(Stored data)
+===+

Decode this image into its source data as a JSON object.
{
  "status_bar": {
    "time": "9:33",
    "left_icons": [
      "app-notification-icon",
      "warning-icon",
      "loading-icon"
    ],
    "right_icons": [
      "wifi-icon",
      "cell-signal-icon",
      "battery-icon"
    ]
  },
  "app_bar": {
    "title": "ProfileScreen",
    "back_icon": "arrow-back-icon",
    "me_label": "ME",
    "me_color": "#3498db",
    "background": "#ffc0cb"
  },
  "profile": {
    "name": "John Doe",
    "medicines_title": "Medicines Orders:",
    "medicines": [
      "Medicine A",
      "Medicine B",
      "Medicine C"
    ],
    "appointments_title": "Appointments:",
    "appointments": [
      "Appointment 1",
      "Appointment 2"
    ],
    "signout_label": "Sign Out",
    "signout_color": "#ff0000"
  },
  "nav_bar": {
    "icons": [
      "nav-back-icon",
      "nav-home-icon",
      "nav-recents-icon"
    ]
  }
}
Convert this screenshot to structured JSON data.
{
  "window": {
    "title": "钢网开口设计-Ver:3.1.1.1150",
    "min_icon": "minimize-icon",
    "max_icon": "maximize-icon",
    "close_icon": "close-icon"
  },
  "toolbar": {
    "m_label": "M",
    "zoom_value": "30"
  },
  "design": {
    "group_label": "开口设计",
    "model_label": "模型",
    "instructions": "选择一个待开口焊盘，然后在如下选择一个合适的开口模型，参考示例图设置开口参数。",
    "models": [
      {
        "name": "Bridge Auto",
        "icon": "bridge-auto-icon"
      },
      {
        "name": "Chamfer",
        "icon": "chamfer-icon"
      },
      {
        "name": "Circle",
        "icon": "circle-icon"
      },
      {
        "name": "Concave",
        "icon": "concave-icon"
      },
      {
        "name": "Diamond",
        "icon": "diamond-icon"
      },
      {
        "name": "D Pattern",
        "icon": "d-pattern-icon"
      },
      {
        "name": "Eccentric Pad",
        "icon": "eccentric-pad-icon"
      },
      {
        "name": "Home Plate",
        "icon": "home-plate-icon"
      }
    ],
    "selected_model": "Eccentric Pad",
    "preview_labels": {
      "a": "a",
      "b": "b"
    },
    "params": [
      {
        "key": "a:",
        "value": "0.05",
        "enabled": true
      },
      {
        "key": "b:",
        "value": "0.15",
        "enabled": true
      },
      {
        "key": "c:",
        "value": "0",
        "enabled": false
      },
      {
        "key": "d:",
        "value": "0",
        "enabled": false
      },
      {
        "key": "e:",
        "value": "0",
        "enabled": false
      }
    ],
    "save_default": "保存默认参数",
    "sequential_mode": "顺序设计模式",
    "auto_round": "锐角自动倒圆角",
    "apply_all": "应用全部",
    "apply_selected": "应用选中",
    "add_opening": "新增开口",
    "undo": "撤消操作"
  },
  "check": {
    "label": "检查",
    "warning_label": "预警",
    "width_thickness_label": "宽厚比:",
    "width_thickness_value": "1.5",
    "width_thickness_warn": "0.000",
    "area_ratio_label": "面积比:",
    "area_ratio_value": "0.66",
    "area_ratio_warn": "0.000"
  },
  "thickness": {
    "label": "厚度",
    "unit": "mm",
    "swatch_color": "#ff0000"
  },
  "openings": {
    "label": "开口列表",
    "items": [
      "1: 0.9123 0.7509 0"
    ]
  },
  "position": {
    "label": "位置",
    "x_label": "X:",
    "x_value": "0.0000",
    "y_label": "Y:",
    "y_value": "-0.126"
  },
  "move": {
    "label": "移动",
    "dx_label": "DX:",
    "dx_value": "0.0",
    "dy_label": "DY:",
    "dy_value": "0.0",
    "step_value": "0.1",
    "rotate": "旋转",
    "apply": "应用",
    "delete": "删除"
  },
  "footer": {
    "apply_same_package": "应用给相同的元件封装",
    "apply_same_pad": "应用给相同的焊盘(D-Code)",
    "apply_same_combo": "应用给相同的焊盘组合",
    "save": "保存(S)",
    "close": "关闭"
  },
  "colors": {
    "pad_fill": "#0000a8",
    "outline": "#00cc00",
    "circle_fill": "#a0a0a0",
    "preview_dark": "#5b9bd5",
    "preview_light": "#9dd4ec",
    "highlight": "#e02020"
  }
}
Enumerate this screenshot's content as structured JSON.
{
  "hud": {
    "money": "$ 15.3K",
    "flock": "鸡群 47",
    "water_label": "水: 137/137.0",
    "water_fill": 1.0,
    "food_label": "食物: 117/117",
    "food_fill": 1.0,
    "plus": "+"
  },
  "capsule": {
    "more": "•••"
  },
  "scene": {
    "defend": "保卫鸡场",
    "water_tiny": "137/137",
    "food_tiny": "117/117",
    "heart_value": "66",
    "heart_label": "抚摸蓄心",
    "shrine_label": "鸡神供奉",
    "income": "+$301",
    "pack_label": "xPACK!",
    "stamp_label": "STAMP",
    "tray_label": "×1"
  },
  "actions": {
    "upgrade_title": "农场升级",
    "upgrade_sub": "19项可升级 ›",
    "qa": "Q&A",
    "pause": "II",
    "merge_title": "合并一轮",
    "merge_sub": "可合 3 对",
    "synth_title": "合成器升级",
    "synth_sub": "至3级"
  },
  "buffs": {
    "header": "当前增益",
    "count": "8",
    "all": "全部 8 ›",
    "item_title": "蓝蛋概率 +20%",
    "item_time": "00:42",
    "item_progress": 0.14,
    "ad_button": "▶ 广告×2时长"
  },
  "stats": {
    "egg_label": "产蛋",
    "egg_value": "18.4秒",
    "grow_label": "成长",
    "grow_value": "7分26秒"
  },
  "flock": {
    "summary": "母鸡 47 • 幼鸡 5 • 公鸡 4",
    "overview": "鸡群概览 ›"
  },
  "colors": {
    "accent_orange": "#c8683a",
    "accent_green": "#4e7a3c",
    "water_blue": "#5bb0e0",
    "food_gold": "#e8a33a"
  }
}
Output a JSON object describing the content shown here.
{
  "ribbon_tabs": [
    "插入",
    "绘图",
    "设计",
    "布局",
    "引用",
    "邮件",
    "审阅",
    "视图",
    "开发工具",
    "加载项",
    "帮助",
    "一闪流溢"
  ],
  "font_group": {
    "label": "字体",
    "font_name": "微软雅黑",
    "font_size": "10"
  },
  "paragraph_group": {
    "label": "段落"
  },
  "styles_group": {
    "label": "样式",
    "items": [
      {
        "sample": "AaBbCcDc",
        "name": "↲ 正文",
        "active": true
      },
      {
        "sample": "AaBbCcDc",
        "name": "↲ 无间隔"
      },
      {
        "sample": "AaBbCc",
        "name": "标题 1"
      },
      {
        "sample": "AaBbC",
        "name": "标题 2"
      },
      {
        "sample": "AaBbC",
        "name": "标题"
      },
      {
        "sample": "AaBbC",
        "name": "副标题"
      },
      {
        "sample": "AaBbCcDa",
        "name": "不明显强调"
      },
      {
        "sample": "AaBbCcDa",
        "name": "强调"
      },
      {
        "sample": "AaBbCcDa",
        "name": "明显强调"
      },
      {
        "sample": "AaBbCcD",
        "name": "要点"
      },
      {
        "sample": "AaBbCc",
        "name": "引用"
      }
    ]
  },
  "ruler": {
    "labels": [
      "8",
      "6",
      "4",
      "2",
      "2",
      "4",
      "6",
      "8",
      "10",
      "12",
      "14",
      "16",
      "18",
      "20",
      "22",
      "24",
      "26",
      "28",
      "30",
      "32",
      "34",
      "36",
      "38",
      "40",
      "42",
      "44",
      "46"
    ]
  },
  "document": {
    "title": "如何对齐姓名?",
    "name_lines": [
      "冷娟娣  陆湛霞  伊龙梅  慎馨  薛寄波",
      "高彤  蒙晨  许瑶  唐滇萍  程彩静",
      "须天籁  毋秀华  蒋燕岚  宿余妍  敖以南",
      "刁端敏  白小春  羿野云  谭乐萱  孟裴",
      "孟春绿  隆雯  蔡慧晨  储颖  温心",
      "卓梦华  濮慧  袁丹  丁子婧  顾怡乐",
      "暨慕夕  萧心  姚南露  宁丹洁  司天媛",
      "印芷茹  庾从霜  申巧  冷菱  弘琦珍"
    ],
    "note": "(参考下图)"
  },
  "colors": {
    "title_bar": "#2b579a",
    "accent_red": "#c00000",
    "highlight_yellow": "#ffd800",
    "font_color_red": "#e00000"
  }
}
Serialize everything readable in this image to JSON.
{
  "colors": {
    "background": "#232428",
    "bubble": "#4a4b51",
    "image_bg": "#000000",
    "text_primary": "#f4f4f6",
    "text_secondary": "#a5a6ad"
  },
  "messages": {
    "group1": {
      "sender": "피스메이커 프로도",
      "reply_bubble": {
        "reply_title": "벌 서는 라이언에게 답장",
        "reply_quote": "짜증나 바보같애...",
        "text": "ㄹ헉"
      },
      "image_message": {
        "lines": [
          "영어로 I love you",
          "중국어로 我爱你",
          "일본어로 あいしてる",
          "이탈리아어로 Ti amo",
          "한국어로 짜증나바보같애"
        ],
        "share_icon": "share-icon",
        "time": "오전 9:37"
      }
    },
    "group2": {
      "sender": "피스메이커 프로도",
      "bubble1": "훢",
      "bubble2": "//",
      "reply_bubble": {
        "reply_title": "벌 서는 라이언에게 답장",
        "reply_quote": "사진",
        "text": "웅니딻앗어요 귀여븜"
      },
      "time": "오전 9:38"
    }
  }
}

+===+

--- Task goal ---
Work out how many lines of the listing above include "structured". Answer with the number and nothing more.

--- Answer for this exercise ---
2